Aim >>
Each record below should be repeated precisely as written.

** BEGIN **

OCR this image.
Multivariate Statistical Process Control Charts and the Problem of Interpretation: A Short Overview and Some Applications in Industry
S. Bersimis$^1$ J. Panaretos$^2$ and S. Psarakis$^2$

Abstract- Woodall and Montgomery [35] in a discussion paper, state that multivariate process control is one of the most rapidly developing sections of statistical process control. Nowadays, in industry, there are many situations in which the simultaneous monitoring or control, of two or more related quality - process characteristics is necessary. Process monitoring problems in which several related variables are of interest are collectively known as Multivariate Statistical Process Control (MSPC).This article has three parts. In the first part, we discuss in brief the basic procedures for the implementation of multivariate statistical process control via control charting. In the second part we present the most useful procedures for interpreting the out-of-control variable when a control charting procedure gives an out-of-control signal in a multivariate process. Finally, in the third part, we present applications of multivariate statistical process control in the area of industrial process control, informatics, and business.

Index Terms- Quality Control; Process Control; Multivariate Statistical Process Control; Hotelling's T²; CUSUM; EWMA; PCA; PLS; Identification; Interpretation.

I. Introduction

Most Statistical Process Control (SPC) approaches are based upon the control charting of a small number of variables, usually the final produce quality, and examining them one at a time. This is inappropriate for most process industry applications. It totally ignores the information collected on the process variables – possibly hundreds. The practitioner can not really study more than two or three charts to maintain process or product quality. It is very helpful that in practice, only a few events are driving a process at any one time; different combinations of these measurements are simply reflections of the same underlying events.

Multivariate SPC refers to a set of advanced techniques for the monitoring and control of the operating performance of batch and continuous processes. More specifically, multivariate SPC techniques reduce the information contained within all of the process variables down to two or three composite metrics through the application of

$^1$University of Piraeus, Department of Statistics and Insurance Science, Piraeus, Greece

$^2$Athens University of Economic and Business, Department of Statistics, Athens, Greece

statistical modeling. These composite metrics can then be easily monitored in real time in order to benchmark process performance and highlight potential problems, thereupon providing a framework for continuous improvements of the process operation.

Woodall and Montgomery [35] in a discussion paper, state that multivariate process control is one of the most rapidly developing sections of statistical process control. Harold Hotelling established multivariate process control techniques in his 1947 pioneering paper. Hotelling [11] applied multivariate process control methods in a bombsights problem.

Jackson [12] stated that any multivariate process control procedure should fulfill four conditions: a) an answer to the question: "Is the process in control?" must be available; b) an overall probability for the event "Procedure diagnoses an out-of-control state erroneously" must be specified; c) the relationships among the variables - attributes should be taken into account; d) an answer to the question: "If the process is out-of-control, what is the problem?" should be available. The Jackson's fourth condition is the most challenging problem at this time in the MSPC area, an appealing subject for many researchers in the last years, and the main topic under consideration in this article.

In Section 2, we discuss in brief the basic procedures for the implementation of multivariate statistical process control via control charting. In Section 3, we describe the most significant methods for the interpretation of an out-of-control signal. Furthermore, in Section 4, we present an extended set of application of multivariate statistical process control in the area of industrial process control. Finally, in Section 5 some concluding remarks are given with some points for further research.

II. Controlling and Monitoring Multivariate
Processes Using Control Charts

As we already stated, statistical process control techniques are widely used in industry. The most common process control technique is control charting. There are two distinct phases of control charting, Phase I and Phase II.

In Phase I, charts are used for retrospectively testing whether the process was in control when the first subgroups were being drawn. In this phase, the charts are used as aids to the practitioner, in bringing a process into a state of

** END **

Solved exercise >>
OCR this image.
Multivariate Statistical Process Control Charts and the Problem of Interpretation: A Short Overview and Some Applications in Industry
S. Bersimis$^1$ J. Panaretos$^2$ and S. Psarakis$^2$

Abstract- Woodall and Montgomery [35] in a discussion paper, state that multivariate process control is one of the most rapidly developing sections of statistical process control. Nowadays, in industry, there are many situations in which the simultaneous monitoring or control, of two or more related quality - process characteristics is necessary. Process monitoring problems in which several related variables are of interest are collectively known as Multivariate Statistical Process Control (MSPC).This article has three parts. In the first part, we discuss in brief the basic procedures for the implementation of multivariate statistical process control via control charting. In the second part we present the most useful procedures for interpreting the out-of-control variable when a control charting procedure gives an out-of-control signal in a multivariate process. Finally, in the third part, we present applications of multivariate statistical process control in the area of industrial process control, informatics, and business.

Index Terms- Quality Control; Process Control; Multivariate Statistical Process Control; Hotelling's T²; CUSUM; EWMA; PCA; PLS; Identification; Interpretation.

I. Introduction

Most Statistical Process Control (SPC) approaches are based upon the control charting of a small number of variables, usually the final produce quality, and examining them one at a time. This is inappropriate for most process industry applications. It totally ignores the information collected on the process variables – possibly hundreds. The practitioner can not really study more than two or three charts to maintain process or product quality. It is very helpful that in practice, only a few events are driving a process at any one time; different combinations of these measurements are simply reflections of the same underlying events.

Multivariate SPC refers to a set of advanced techniques for the monitoring and control of the operating performance of batch and continuous processes. More specifically, multivariate SPC techniques reduce the information contained within all of the process variables down to two or three composite metrics through the application of

$^1$University of Piraeus, Department of Statistics and Insurance Science, Piraeus, Greece

$^2$Athens University of Economic and Business, Department of Statistics, Athens, Greece

statistical modeling. These composite metrics can then be easily monitored in real time in order to benchmark process performance and highlight potential problems, thereupon providing a framework for continuous improvements of the process operation.

Woodall and Montgomery [35] in a discussion paper, state that multivariate process control is one of the most rapidly developing sections of statistical process control. Harold Hotelling established multivariate process control techniques in his 1947 pioneering paper. Hotelling [11] applied multivariate process control methods in a bombsights problem.

Jackson [12] stated that any multivariate process control procedure should fulfill four conditions: a) an answer to the question: "Is the process in control?" must be available; b) an overall probability for the event "Procedure diagnoses an out-of-control state erroneously" must be specified; c) the relationships among the variables - attributes should be taken into account; d) an answer to the question: "If the process is out-of-control, what is the problem?" should be available. The Jackson's fourth condition is the most challenging problem at this time in the MSPC area, an appealing subject for many researchers in the last years, and the main topic under consideration in this article.

In Section 2, we discuss in brief the basic procedures for the implementation of multivariate statistical process control via control charting. In Section 3, we describe the most significant methods for the interpretation of an out-of-control signal. Furthermore, in Section 4, we present an extended set of application of multivariate statistical process control in the area of industrial process control. Finally, in Section 5 some concluding remarks are given with some points for further research.

II. Controlling and Monitoring Multivariate
Processes Using Control Charts

As we already stated, statistical process control techniques are widely used in industry. The most common process control technique is control charting. There are two distinct phases of control charting, Phase I and Phase II.

In Phase I, charts are used for retrospectively testing whether the process was in control when the first subgroups were being drawn. In this phase, the charts are used as aids to the practitioner, in bringing a process into a state of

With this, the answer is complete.